INSTRUCTIONS:
a) From the personal post on the start of 2012 below, list every person the writer saw talking together in the airport scene.
b) Answer these questions using the personal post on the start of 2012 below, and mark each answer to match its question.
(i) How old was the writer's cousin at the time of death?
(ii) For which year was the writer finishing the yearly highlight video?
(iii) What does the writer name as their two greatest struggles?
c) Return the passage of the personal post on the start of 2012 below between "Since returning to" and "the list, anyway.", inclusive, copying its wording without change.

DOCUMENT EXCERPT:
>> Begin

I have not been a big fan of what the Lord has done so far in 2012.
That is an understatement.
A BIG one.
Since returning to "normal life" after the sudden death of my 25 year old cousin... I have felt a bit numb - moving through the actions of a day because I have to. Because 'the list' gets longer if I don't. And all the while I feel numb, part of me feels ever more sensitive. Like when your arm is asleep - you can't feel it - but even the slightest odd touch sends sensation through your whole body. I feel soul asleep... remembering nothing from a day except a strange scene from an airport where a Nun, an Imam and Rabbi were carrying on a cheerful conversation - I wanted to sit and listen all day. Or when Jarod asks me what I did all day, I can recall nothing but sitting fireside painting my daughters nails and listening to her ramble and giggle and smelling the nail polish mix with smoke... it seems to hold the only importance in 16 hours. But I do the list, anyway.
One of the things on 'the list' was finishing our yearly "highlight" video for 2011. A labor of love that we pour out each year hoping that our children will one day far in the future treasure the moments of our life. (Sadly, I am thinking that in 20 years there will be amazing technology that can make one of these videos in ten minutes by sorting through all of our digital memories - but I am going to ignore that for now and pretend we have to do this for posterity.)
But I found this month that perhaps this project... and the painful slowness of it - is not for posterity. Maybe it is for me - to build faith and gratitude... my two greatest struggles. And in the face of the darkness of this month my faith fades without gratitude. But as I created this video -looked at these faces - again and again.... and AGAIN. I began to see what the Lord had done.

>> End

INFORMATION SUPPLIED:
>> Begin

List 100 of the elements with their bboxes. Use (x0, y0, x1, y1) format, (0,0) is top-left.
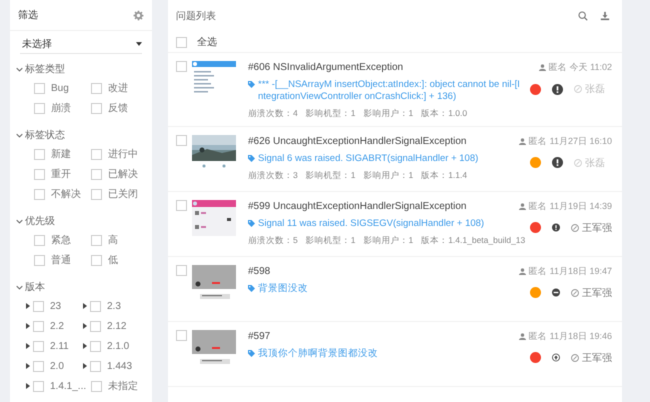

>> End

RESPONSE LIST:
a)
a Nun
an Imam
a Rabbi

b)
(i) 25
(ii) 2011
(iii) Faith and gratitude

c)
Since returning to "normal life" after the sudden death of my 25 year old cousin... I have felt a bit numb - moving through the actions of a day because I have to. Because 'the list' gets longer if I don't. And all the while I feel numb, part of me feels ever more sensitive. Like when your arm is asleep - you can't feel it - but even the slightest odd touch sends sensation through your whole body. I feel soul asleep... remembering nothing from a day except a strange scene from an airport where a Nun, an Imam and Rabbi were carrying on a cheerful conversation - I wanted to sit and listen all day. Or when Jarod asks me what I did all day, I can recall nothing but sitting fireside painting my daughters nails and listening to her ramble and giggle and smelling the nail polish mix with smoke... it seems to hold the only importance in 16 hours. But I do the list, anyway.